> [WRITTEN INSTRUCTION]
Wherever "title" appears in a line, copy that line.

> [EXCERPTED DATA]

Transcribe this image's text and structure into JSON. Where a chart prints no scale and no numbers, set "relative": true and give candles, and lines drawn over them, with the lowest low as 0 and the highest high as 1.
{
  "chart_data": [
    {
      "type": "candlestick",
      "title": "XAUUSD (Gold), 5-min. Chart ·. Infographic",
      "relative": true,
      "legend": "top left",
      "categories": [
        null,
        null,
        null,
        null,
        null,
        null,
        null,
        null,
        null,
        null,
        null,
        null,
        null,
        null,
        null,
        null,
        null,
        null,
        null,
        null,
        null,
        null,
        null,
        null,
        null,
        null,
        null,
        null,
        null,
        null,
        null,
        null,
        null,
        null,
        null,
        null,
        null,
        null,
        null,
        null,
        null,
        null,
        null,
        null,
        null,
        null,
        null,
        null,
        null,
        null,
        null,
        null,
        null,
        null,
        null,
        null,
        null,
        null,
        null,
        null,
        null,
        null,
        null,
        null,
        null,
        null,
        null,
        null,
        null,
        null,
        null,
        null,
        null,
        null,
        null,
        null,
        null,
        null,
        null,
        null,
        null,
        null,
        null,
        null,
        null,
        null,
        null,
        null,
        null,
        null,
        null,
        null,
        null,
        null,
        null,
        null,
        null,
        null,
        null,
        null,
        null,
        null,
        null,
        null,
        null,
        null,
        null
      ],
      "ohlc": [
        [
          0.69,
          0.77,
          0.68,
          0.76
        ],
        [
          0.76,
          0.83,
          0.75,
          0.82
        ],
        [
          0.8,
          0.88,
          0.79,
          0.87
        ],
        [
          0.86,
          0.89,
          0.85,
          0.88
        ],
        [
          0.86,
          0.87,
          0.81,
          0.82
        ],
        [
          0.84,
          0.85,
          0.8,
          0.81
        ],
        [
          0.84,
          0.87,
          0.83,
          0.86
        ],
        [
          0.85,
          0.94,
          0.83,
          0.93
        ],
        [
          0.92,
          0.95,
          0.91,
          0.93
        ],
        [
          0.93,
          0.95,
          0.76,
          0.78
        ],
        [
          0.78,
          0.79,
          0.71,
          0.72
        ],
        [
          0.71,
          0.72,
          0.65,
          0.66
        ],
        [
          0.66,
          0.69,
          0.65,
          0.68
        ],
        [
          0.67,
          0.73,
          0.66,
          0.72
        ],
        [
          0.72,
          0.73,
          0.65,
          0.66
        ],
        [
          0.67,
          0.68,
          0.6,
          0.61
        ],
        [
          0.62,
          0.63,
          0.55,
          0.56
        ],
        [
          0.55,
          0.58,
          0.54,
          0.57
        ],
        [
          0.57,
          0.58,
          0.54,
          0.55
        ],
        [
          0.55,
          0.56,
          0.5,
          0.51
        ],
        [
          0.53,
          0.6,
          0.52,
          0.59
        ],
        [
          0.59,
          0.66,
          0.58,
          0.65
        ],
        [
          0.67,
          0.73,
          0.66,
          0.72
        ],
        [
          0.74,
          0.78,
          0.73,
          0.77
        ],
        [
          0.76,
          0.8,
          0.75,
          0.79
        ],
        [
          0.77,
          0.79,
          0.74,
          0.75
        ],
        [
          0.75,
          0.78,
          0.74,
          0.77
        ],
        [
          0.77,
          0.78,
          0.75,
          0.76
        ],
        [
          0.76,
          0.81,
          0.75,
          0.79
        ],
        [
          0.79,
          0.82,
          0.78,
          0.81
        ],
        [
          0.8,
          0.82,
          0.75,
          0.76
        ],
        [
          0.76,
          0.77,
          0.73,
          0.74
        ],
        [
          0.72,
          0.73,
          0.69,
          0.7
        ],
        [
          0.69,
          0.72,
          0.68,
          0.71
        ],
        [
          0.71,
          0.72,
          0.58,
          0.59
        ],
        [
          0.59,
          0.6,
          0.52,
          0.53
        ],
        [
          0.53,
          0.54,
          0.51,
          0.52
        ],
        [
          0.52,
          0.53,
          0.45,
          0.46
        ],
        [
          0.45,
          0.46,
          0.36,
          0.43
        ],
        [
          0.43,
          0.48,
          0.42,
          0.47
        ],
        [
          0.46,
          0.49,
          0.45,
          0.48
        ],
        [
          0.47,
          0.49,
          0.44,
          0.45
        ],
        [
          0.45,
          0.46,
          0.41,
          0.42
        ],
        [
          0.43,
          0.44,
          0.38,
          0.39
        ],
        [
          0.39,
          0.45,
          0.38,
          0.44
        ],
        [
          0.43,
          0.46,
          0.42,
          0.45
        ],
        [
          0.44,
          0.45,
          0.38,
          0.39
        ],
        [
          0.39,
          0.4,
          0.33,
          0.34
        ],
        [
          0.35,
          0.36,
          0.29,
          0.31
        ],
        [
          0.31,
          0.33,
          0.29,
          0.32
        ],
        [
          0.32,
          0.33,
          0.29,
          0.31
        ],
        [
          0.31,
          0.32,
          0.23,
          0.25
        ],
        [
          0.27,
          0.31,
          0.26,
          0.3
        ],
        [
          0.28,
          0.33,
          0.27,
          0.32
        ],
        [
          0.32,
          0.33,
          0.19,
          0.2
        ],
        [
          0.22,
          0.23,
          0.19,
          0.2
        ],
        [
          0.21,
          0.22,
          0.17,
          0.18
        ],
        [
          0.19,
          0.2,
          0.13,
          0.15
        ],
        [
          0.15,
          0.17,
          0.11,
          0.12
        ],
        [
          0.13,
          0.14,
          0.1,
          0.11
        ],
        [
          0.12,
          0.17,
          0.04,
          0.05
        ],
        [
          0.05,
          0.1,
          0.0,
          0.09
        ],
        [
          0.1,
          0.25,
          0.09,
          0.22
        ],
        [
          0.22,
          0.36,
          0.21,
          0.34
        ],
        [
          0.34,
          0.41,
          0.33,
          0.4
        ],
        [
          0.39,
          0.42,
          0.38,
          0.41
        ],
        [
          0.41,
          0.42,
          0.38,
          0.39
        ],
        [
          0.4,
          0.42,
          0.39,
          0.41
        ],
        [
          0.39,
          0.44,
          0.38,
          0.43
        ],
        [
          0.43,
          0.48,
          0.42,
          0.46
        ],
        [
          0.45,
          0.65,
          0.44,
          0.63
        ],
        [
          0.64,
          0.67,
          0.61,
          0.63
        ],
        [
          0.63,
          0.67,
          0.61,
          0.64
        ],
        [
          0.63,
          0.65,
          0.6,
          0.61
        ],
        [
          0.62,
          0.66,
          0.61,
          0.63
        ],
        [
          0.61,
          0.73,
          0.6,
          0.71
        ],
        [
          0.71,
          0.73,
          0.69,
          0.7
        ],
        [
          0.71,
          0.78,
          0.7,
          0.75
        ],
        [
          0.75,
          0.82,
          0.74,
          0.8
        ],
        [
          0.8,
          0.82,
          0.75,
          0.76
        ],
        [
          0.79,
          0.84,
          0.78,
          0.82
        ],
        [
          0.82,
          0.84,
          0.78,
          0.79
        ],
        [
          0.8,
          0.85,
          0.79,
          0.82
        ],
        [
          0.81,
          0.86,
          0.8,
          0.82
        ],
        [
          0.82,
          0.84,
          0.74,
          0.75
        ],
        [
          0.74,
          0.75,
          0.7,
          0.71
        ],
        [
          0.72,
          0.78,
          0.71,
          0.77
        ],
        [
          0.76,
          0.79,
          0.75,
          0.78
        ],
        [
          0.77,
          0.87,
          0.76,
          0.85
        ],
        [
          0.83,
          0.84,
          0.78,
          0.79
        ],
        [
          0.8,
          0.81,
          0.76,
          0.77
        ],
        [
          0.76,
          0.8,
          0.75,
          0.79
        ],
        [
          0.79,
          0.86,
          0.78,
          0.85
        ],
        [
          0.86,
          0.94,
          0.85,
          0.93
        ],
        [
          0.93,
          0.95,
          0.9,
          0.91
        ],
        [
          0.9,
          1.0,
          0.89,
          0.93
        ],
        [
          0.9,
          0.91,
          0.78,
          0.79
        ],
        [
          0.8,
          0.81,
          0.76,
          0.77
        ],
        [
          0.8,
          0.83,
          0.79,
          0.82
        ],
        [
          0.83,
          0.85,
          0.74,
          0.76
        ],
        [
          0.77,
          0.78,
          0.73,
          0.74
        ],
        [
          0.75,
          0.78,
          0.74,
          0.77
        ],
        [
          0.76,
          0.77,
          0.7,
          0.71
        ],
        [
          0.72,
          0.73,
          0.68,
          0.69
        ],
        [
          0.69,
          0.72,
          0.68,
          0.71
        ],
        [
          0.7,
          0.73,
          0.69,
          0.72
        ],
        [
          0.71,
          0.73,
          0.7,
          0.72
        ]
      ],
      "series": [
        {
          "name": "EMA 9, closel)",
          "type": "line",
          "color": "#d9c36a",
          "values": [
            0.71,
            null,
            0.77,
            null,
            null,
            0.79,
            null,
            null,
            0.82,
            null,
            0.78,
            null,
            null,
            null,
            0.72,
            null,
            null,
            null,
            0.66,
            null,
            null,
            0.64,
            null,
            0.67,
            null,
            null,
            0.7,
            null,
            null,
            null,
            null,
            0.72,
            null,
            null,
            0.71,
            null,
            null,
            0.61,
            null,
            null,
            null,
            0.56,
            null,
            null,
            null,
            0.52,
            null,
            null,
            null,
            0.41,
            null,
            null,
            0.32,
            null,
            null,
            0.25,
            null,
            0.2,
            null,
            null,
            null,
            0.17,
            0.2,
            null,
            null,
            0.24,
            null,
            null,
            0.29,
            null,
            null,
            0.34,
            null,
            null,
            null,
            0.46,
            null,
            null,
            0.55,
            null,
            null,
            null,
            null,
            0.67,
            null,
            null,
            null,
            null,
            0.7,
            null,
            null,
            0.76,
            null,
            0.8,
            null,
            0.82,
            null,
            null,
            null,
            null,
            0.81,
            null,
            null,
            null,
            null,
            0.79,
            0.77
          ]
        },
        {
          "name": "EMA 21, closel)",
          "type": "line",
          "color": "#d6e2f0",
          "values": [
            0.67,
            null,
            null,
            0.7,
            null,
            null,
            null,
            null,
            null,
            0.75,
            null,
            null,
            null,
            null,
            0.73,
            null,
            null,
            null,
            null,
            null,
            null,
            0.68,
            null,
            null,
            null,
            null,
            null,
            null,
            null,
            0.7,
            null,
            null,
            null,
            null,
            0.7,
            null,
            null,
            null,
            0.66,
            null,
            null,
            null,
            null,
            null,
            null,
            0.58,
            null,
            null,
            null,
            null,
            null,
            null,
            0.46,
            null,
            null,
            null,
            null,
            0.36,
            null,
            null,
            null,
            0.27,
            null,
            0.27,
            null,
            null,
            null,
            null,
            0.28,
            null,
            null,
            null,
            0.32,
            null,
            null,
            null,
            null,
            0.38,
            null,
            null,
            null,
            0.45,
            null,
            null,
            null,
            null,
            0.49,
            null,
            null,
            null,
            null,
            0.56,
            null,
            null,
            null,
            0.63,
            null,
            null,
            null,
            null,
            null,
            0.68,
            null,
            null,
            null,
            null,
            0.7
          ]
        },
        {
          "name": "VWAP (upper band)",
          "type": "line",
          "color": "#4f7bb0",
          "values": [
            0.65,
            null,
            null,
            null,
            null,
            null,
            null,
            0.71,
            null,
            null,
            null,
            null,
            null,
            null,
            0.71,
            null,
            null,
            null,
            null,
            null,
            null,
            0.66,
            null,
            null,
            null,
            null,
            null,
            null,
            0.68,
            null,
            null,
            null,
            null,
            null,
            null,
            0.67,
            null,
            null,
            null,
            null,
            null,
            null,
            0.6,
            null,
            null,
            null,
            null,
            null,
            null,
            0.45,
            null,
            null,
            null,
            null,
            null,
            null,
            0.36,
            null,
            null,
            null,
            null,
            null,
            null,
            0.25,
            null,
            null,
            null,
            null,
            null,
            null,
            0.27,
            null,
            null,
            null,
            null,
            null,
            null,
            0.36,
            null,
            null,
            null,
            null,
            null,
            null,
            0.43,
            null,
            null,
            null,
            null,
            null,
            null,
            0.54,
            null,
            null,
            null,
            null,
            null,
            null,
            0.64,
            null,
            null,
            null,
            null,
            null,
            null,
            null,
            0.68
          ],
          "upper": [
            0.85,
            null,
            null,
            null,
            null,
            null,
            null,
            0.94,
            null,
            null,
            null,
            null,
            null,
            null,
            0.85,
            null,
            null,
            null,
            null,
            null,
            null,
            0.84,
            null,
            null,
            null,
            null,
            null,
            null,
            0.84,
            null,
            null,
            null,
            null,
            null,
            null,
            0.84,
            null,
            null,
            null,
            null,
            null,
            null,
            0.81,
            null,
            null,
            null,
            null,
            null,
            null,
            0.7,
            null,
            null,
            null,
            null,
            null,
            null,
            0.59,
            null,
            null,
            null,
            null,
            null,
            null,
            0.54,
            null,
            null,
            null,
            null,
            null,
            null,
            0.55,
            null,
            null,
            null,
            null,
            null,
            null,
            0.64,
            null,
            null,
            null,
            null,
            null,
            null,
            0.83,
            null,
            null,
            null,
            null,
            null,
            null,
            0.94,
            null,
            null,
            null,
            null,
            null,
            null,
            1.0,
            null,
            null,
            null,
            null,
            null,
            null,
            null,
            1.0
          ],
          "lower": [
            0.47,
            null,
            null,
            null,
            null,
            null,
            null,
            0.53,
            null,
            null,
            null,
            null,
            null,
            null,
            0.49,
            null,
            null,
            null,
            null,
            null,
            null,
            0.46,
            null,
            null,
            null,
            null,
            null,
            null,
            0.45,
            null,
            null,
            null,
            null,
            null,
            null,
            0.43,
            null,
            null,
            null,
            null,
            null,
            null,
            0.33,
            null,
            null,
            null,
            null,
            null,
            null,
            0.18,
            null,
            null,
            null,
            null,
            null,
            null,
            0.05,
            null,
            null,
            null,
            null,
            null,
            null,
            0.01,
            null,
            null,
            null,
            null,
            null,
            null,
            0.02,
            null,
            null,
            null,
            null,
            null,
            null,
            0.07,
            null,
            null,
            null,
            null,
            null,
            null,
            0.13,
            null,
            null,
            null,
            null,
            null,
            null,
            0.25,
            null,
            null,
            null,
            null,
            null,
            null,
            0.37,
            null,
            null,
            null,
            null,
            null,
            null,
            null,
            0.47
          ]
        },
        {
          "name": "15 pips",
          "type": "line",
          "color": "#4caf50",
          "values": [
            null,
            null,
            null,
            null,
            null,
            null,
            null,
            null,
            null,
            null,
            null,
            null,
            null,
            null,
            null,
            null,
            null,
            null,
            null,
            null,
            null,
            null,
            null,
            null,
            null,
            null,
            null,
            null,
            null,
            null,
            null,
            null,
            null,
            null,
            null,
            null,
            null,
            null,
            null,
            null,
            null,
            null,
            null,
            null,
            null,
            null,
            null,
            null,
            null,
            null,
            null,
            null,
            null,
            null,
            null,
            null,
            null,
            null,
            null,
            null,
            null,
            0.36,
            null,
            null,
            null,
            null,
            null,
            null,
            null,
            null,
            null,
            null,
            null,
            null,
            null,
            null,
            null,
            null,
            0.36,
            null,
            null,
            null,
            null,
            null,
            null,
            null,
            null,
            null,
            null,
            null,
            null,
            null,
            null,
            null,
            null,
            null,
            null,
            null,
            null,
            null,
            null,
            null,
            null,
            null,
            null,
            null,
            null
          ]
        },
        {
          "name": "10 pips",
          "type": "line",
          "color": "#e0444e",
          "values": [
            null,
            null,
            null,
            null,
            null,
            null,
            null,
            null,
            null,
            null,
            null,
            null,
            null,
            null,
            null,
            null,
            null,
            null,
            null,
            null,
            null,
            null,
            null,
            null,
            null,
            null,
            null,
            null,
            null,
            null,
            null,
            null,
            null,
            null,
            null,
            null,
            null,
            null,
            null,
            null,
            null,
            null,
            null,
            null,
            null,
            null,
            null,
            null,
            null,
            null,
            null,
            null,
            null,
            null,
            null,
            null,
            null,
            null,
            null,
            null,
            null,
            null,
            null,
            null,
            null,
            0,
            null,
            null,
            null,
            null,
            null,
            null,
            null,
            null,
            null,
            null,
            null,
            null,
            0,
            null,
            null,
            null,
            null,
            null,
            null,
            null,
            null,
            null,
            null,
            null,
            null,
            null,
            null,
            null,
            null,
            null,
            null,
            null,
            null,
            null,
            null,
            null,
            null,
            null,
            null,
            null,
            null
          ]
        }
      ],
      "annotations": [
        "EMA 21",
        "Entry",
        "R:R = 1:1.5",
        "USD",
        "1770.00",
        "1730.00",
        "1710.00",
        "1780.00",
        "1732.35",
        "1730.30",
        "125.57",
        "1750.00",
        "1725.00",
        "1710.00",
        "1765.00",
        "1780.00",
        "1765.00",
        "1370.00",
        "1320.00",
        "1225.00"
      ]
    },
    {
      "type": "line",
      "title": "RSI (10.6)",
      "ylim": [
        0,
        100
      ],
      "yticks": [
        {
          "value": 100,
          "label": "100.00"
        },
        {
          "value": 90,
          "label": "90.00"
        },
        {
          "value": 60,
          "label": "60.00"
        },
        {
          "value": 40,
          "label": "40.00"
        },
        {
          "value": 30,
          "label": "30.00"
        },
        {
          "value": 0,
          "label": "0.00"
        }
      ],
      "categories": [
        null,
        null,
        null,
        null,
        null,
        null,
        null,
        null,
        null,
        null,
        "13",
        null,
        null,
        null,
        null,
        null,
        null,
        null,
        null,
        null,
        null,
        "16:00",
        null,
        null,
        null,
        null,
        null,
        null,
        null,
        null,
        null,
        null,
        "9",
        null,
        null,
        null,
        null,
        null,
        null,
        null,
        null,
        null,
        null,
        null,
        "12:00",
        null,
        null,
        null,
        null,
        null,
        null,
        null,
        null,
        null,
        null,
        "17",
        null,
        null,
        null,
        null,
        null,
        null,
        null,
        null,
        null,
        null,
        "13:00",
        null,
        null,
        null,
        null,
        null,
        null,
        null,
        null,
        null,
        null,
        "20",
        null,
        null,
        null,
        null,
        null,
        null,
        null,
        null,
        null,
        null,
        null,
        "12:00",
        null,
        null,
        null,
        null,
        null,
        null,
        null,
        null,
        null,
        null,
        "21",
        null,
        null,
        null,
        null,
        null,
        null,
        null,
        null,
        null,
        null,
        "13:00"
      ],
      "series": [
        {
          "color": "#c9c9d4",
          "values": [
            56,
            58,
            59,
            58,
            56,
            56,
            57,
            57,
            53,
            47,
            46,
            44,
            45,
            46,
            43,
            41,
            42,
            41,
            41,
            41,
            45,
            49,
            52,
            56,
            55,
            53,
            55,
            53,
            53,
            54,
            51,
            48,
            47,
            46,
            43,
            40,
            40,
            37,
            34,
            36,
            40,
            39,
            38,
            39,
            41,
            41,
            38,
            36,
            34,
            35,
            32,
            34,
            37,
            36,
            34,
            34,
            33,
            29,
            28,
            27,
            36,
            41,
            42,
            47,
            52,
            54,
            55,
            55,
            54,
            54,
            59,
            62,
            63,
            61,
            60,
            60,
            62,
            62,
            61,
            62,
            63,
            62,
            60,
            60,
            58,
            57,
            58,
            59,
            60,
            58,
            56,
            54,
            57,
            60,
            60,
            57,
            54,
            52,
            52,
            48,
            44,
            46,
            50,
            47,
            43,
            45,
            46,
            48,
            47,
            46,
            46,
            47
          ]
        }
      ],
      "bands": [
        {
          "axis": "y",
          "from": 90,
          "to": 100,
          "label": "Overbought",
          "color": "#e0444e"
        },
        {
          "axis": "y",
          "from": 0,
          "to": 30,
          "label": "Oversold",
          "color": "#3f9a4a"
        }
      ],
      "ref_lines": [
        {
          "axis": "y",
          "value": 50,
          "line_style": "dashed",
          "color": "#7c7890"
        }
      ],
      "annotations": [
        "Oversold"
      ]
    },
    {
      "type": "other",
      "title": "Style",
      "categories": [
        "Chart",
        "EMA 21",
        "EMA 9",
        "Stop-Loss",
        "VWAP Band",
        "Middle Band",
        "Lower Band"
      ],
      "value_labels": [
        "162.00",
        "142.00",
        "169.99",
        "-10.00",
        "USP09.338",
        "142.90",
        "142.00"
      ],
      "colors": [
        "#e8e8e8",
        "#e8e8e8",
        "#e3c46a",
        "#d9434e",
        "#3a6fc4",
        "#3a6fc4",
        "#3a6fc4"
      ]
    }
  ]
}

> [RESPONSE BELOW]
      "title": "XAUUSD (Gold), 5-min. Chart ·. Infographic",
      "title": "RSI (10.6)",
      "title": "Style",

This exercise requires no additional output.